[Data items]
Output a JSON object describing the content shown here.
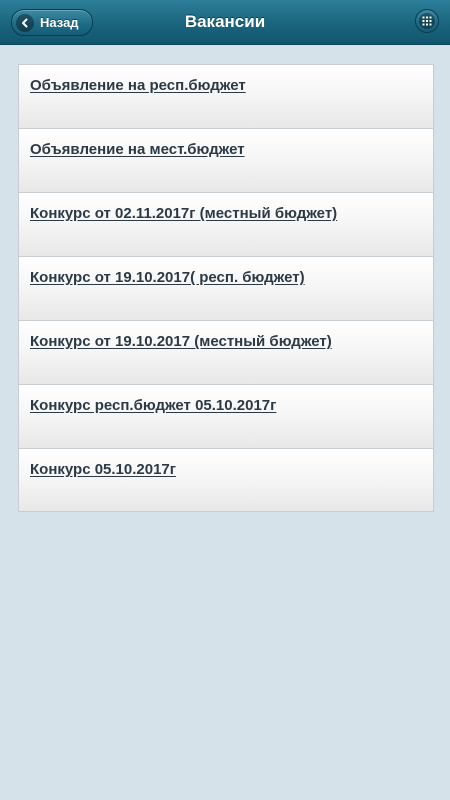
{
  "header": {
    "back_label": "Назад",
    "title": "Вакансии",
    "back_icon": "chevron-left-icon",
    "menu_icon": "grid-icon"
  },
  "colors": {
    "header": "#1c6680",
    "background": "#d6e2ea",
    "link": "#2c3a46"
  },
  "vacancies": {
    "items": [
      {
        "label": "Объявление на респ.бюджет"
      },
      {
        "label": "Объявление на мест.бюджет"
      },
      {
        "label": "Конкурс от 02.11.2017г (местный бюджет)"
      },
      {
        "label": "Конкурс от 19.10.2017( респ. бюджет)"
      },
      {
        "label": "Конкурс от 19.10.2017 (местный бюджет)"
      },
      {
        "label": "Конкурс респ.бюджет 05.10.2017г"
      },
      {
        "label": "Конкурс 05.10.2017г"
      }
    ]
  }
}
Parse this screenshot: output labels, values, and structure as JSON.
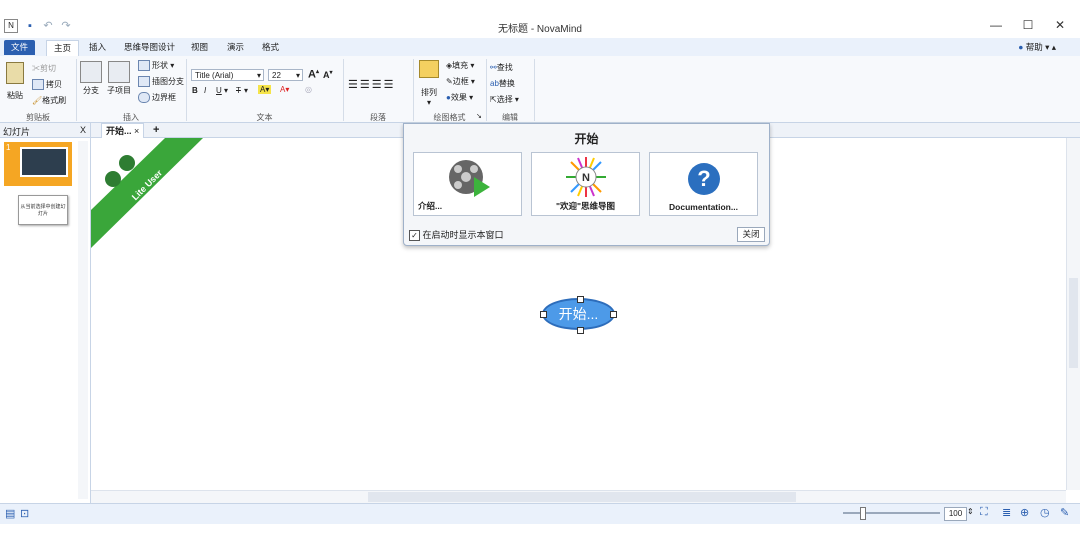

• _Objective_
Set down every entry word for word, but omit the pictures.

• _Task result_
Output a JSON object describing the content shown here.
{
  "header": {
    "back_label": "Назад",
    "title": "Вакансии",
    "back_icon": "chevron-left-icon",
    "menu_icon": "grid-icon"
  },
  "colors": {
    "header": "#1c6680",
    "background": "#d6e2ea",
    "link": "#2c3a46"
  },
  "vacancies": {
    "items": [
      {
        "label": "Объявление на респ.бюджет"
      },
      {
        "label": "Объявление на мест.бюджет"
      },
      {
        "label": "Конкурс от 02.11.2017г (местный бюджет)"
      },
      {
        "label": "Конкурс от 19.10.2017( респ. бюджет)"
      },
      {
        "label": "Конкурс от 19.10.2017 (местный бюджет)"
      },
      {
        "label": "Конкурс респ.бюджет 05.10.2017г"
      },
      {
        "label": "Конкурс 05.10.2017г"
      }
    ]
  }
}
Parse this screenshot: output labels, values, and structure as JSON.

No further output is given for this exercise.